## Brief:
Repeat each entry in full, exactly.

Dataset items:
>> Start

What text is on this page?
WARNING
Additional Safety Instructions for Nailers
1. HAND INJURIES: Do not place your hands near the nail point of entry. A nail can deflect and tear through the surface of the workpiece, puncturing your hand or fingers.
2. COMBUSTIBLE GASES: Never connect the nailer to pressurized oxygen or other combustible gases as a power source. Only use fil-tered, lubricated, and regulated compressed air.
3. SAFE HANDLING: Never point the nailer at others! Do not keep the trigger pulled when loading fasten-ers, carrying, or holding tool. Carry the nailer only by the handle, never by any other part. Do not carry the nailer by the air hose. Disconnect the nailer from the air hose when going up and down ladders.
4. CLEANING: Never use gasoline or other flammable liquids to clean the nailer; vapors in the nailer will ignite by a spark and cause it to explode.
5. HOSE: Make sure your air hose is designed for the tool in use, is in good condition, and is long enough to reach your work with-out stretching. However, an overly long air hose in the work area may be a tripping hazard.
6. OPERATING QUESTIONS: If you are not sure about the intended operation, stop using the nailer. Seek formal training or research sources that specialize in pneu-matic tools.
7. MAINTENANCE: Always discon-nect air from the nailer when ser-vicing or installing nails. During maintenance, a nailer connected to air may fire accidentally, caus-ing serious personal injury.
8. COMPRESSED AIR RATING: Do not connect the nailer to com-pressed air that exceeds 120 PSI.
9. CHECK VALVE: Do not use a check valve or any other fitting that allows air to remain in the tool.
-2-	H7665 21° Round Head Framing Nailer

>> End

## Solution:
What text is on this page?
WARNING
Additional Safety Instructions for Nailers
1. HAND INJURIES: Do not place your hands near the nail point of entry. A nail can deflect and tear through the surface of the workpiece, puncturing your hand or fingers.
2. COMBUSTIBLE GASES: Never connect the nailer to pressurized oxygen or other combustible gases as a power source. Only use fil-tered, lubricated, and regulated compressed air.
3. SAFE HANDLING: Never point the nailer at others! Do not keep the trigger pulled when loading fasten-ers, carrying, or holding tool. Carry the nailer only by the handle, never by any other part. Do not carry the nailer by the air hose. Disconnect the nailer from the air hose when going up and down ladders.
4. CLEANING: Never use gasoline or other flammable liquids to clean the nailer; vapors in the nailer will ignite by a spark and cause it to explode.
5. HOSE: Make sure your air hose is designed for the tool in use, is in good condition, and is long enough to reach your work with-out stretching. However, an overly long air hose in the work area may be a tripping hazard.
6. OPERATING QUESTIONS: If you are not sure about the intended operation, stop using the nailer. Seek formal training or research sources that specialize in pneu-matic tools.
7. MAINTENANCE: Always discon-nect air from the nailer when ser-vicing or installing nails. During maintenance, a nailer connected to air may fire accidentally, caus-ing serious personal injury.
8. COMPRESSED AIR RATING: Do not connect the nailer to com-pressed air that exceeds 120 PSI.
9. CHECK VALVE: Do not use a check valve or any other fitting that allows air to remain in the tool.
-2-	H7665 21° Round Head Framing Nailer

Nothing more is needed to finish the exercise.